Supplied material ::

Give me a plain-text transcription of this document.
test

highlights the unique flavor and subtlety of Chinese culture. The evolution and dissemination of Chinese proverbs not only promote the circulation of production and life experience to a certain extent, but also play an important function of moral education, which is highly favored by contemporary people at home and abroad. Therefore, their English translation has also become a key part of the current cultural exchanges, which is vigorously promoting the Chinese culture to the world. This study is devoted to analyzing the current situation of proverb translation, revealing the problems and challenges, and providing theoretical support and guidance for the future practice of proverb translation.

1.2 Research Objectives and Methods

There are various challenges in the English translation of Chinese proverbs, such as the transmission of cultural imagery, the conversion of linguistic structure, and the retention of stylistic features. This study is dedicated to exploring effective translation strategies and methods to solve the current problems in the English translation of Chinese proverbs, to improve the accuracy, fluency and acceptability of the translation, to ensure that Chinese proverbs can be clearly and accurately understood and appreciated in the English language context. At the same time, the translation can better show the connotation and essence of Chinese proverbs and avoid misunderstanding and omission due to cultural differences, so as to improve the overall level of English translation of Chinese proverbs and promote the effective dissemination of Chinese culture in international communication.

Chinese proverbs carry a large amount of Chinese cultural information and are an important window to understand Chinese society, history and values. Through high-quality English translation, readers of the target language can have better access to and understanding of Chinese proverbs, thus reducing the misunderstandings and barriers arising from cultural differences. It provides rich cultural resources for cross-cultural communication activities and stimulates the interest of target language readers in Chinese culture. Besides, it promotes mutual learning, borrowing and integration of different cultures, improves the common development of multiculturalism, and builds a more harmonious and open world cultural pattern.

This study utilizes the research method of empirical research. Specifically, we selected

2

Goal :: Your task is to quote the listing above word for word.

Solution below ::
Give me a plain-text transcription of this document.
test

highlights the unique flavor and subtlety of Chinese culture. The evolution and dissemination of Chinese proverbs not only promote the circulation of production and life experience to a certain extent, but also play an important function of moral education, which is highly favored by contemporary people at home and abroad. Therefore, their English translation has also become a key part of the current cultural exchanges, which is vigorously promoting the Chinese culture to the world. This study is devoted to analyzing the current situation of proverb translation, revealing the problems and challenges, and providing theoretical support and guidance for the future practice of proverb translation.

1.2 Research Objectives and Methods

There are various challenges in the English translation of Chinese proverbs, such as the transmission of cultural imagery, the conversion of linguistic structure, and the retention of stylistic features. This study is dedicated to exploring effective translation strategies and methods to solve the current problems in the English translation of Chinese proverbs, to improve the accuracy, fluency and acceptability of the translation, to ensure that Chinese proverbs can be clearly and accurately understood and appreciated in the English language context. At the same time, the translation can better show the connotation and essence of Chinese proverbs and avoid misunderstanding and omission due to cultural differences, so as to improve the overall level of English translation of Chinese proverbs and promote the effective dissemination of Chinese culture in international communication.

Chinese proverbs carry a large amount of Chinese cultural information and are an important window to understand Chinese society, history and values. Through high-quality English translation, readers of the target language can have better access to and understanding of Chinese proverbs, thus reducing the misunderstandings and barriers arising from cultural differences. It provides rich cultural resources for cross-cultural communication activities and stimulates the interest of target language readers in Chinese culture. Besides, it promotes mutual learning, borrowing and integration of different cultures, improves the common development of multiculturalism, and builds a more harmonious and open world cultural pattern.

This study utilizes the research method of empirical research. Specifically, we selected

2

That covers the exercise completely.